(TASK DESCRIPTION)
From the listing below, extract each entry exactly as written, minus the images.

======== TASK INPUT

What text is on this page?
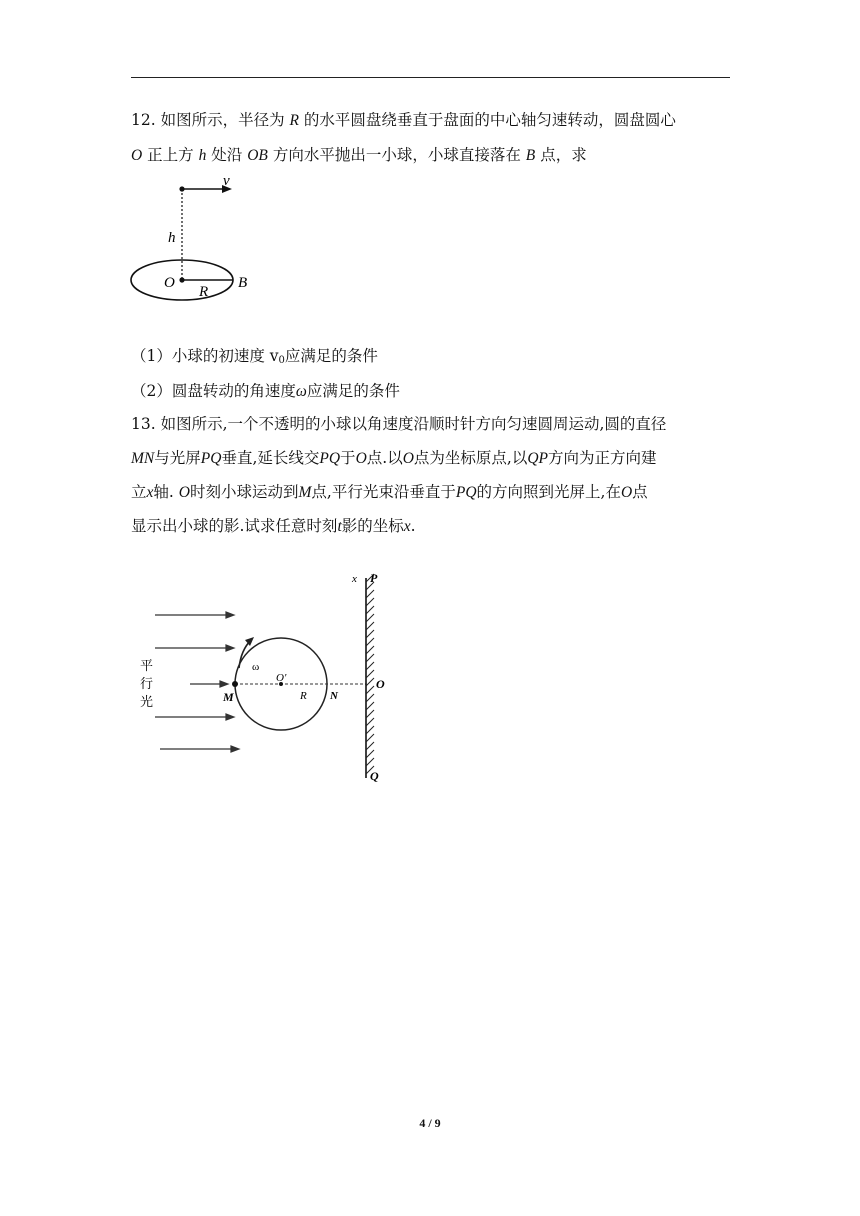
12. 如图所示，半径为 R 的水平圆盘绕垂直于盘面的中心轴匀速转动，圆盘圆心
O 正上方 h 处沿 OB 方向水平抛出一小球，小球直接落在 B 点，求
v
h
O
R
B
（1）小球的初速度 $v_0$应满足的条件
（2）圆盘转动的角速度ω应满足的条件
13. 如图所示,一个不透明的小球以角速度沿顺时针方向匀速圆周运动,圆的直径
MN与光屏PQ垂直,延长线交PQ于O点.以O点为坐标原点,以QP方向为正方向建
立x轴. O时刻小球运动到M点,平行光束沿垂直于PQ的方向照到光屏上,在O点
显示出小球的影.试求任意时刻t影的坐标x.
平
行
光	M
ω
O'
R N
x P
O
Q
4 / 9
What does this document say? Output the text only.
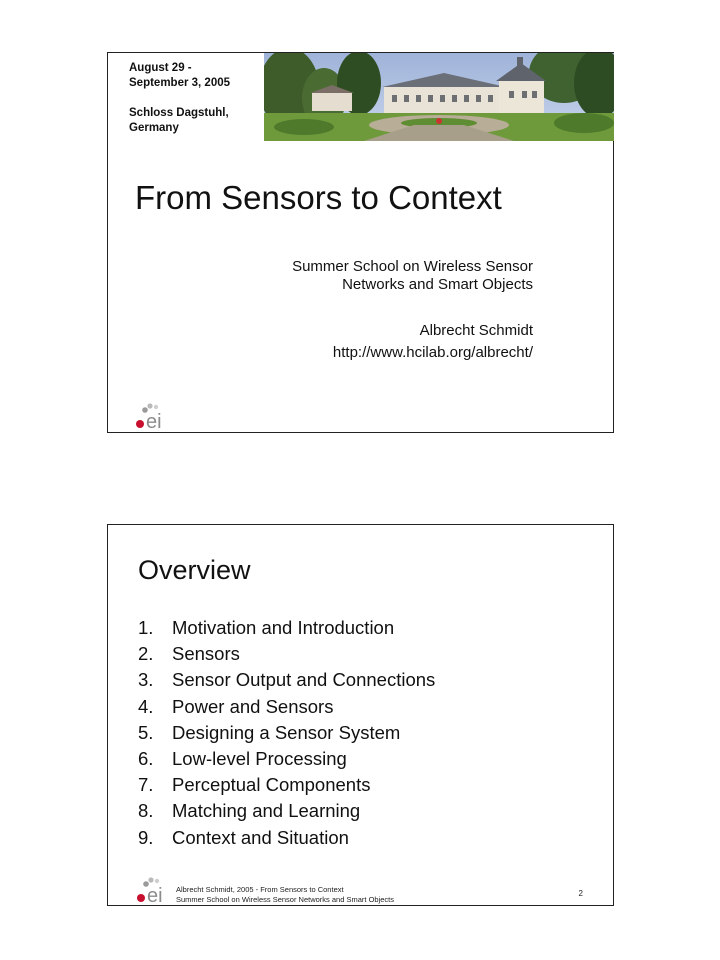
August 29 -

September 3, 2005

Schloss Dagstuhl,

Germany

From Sensors to Context
Summer School on Wireless Sensor
Networks and Smart Objects
Albrecht Schmidt
http://www.hcilab.org/albrecht/
ei
Overview
1.	Motivation and Introduction
2.	Sensors
3.	Sensor Output and Connections
4.	Power and Sensors
5.	Designing a Sensor System
6.	Low-level Processing
7.	Perceptual Components
8.	Matching and Learning
9.	Context and Situation
ei Albrecht Schmidt, 2005 - From Sensors to Context
Summer School on Wireless Sensor Networks and Smart Objects
2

================

(EXERCISE ANSWER)
What text is on this page?
12. 如图所示，半径为 R 的水平圆盘绕垂直于盘面的中心轴匀速转动，圆盘圆心
O 正上方 h 处沿 OB 方向水平抛出一小球，小球直接落在 B 点，求
v
h
O
R
B
（1）小球的初速度 $v_0$应满足的条件
（2）圆盘转动的角速度ω应满足的条件
13. 如图所示,一个不透明的小球以角速度沿顺时针方向匀速圆周运动,圆的直径
MN与光屏PQ垂直,延长线交PQ于O点.以O点为坐标原点,以QP方向为正方向建
立x轴. O时刻小球运动到M点,平行光束沿垂直于PQ的方向照到光屏上,在O点
显示出小球的影.试求任意时刻t影的坐标x.
平
行
光	M
ω
O'
R N
x P
O
Q
4 / 9
What does this document say? Output the text only.
August 29 -

September 3, 2005

Schloss Dagstuhl,

Germany

From Sensors to Context
Summer School on Wireless Sensor
Networks and Smart Objects
Albrecht Schmidt
http://www.hcilab.org/albrecht/
ei
Overview
1.	Motivation and Introduction
2.	Sensors
3.	Sensor Output and Connections
4.	Power and Sensors
5.	Designing a Sensor System
6.	Low-level Processing
7.	Perceptual Components
8.	Matching and Learning
9.	Context and Situation
ei Albrecht Schmidt, 2005 - From Sensors to Context
Summer School on Wireless Sensor Networks and Smart Objects
2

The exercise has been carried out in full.